EXERCISE INSTRUCTIONS> Quote, verbatim, all material below, without pictures.

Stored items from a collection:
>> Begin

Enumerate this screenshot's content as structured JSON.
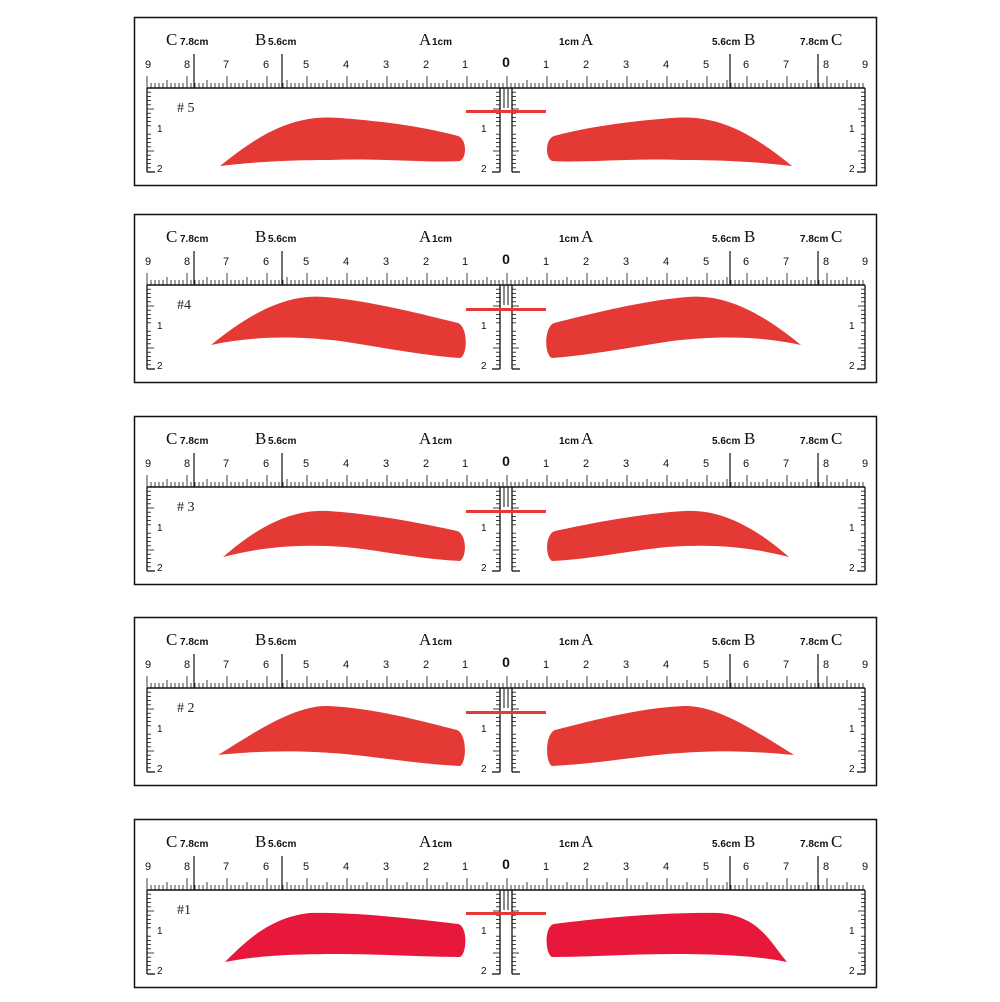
{
  "colors": {
    "brow_red": "#e53935",
    "brow_red_alt": "#e8183a",
    "line": "#111111"
  },
  "scale": {
    "left_c_letter": "C",
    "left_c_measure": "7.8cm",
    "left_b_letter": "B",
    "left_b_measure": "5.6cm",
    "left_a_letter": "A",
    "left_a_measure": "1cm",
    "right_a_measure": "1cm",
    "right_a_letter": "A",
    "right_b_measure": "5.6cm",
    "right_b_letter": "B",
    "right_c_measure": "7.8cm",
    "right_c_letter": "C",
    "left_numbers": [
      "9",
      "8",
      "7",
      "6",
      "5",
      "4",
      "3",
      "2",
      "1"
    ],
    "center_number": "0",
    "right_numbers": [
      "1",
      "2",
      "3",
      "4",
      "5",
      "6",
      "7",
      "8",
      "9"
    ],
    "vertical_numbers": [
      "1",
      "2"
    ]
  },
  "stencils": [
    {
      "label": "# 5",
      "shape": "thin"
    },
    {
      "label": "#4",
      "shape": "arched"
    },
    {
      "label": "# 3",
      "shape": "soft"
    },
    {
      "label": "# 2",
      "shape": "angled"
    },
    {
      "label": "#1",
      "shape": "thick"
    }
  ]
}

>> End

FINAL ANSWER>
Enumerate this screenshot's content as structured JSON.
{
  "colors": {
    "brow_red": "#e53935",
    "brow_red_alt": "#e8183a",
    "line": "#111111"
  },
  "scale": {
    "left_c_letter": "C",
    "left_c_measure": "7.8cm",
    "left_b_letter": "B",
    "left_b_measure": "5.6cm",
    "left_a_letter": "A",
    "left_a_measure": "1cm",
    "right_a_measure": "1cm",
    "right_a_letter": "A",
    "right_b_measure": "5.6cm",
    "right_b_letter": "B",
    "right_c_measure": "7.8cm",
    "right_c_letter": "C",
    "left_numbers": [
      "9",
      "8",
      "7",
      "6",
      "5",
      "4",
      "3",
      "2",
      "1"
    ],
    "center_number": "0",
    "right_numbers": [
      "1",
      "2",
      "3",
      "4",
      "5",
      "6",
      "7",
      "8",
      "9"
    ],
    "vertical_numbers": [
      "1",
      "2"
    ]
  },
  "stencils": [
    {
      "label": "# 5",
      "shape": "thin"
    },
    {
      "label": "#4",
      "shape": "arched"
    },
    {
      "label": "# 3",
      "shape": "soft"
    },
    {
      "label": "# 2",
      "shape": "angled"
    },
    {
      "label": "#1",
      "shape": "thick"
    }
  ]
}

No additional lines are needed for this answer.